[begin Dataset content]
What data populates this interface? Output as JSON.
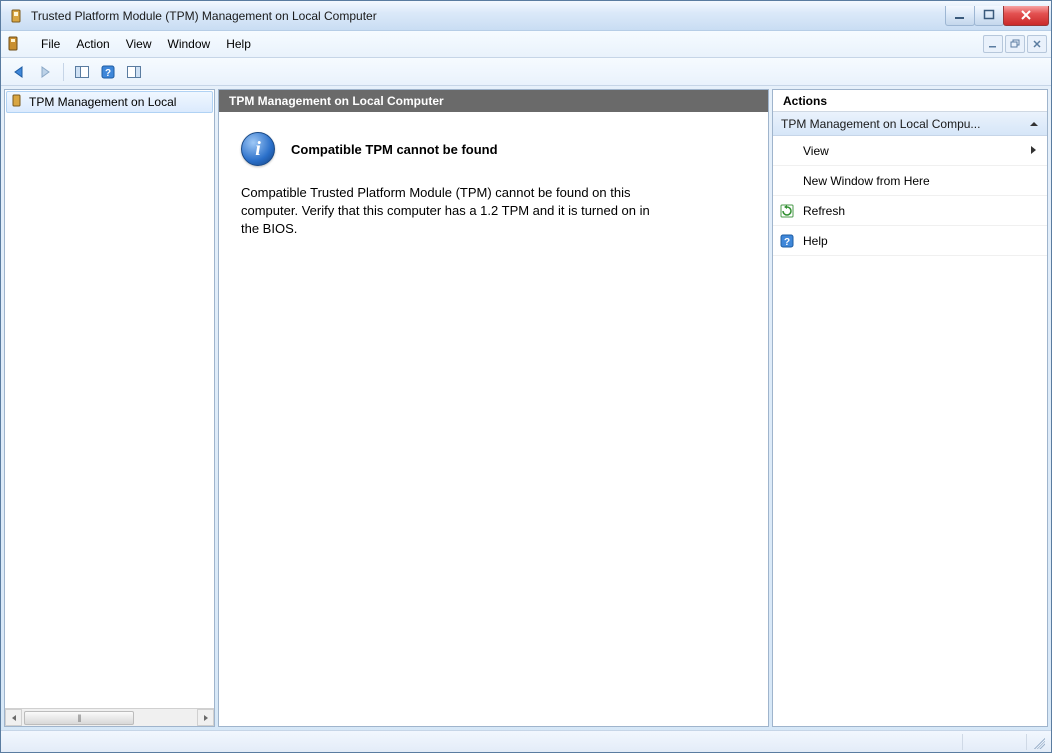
{
  "titlebar": {
    "title": "Trusted Platform Module (TPM) Management on Local Computer"
  },
  "menu": {
    "items": [
      "File",
      "Action",
      "View",
      "Window",
      "Help"
    ]
  },
  "toolbar": {
    "back_icon": "nav-back-icon",
    "forward_icon": "nav-forward-icon",
    "panel_icon": "panel-icon",
    "help_icon": "help-icon",
    "panel2_icon": "panel2-icon"
  },
  "tree": {
    "root_label": "TPM Management on Local"
  },
  "center": {
    "header": "TPM Management on Local Computer",
    "status_title": "Compatible TPM cannot be found",
    "status_msg": "Compatible Trusted Platform Module (TPM) cannot be found on this computer. Verify that this computer has a 1.2 TPM and it is turned on in the BIOS."
  },
  "actions": {
    "header": "Actions",
    "group": "TPM Management on Local Compu...",
    "items": [
      {
        "label": "View",
        "submenu": true,
        "icon": ""
      },
      {
        "label": "New Window from Here",
        "submenu": false,
        "icon": ""
      },
      {
        "label": "Refresh",
        "submenu": false,
        "icon": "refresh-icon"
      },
      {
        "label": "Help",
        "submenu": false,
        "icon": "help-icon"
      }
    ]
  }
}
[end Dataset content]
The request> State how many lines of the listing above include the word "Platform". Give nothing but the number.

Task response> 2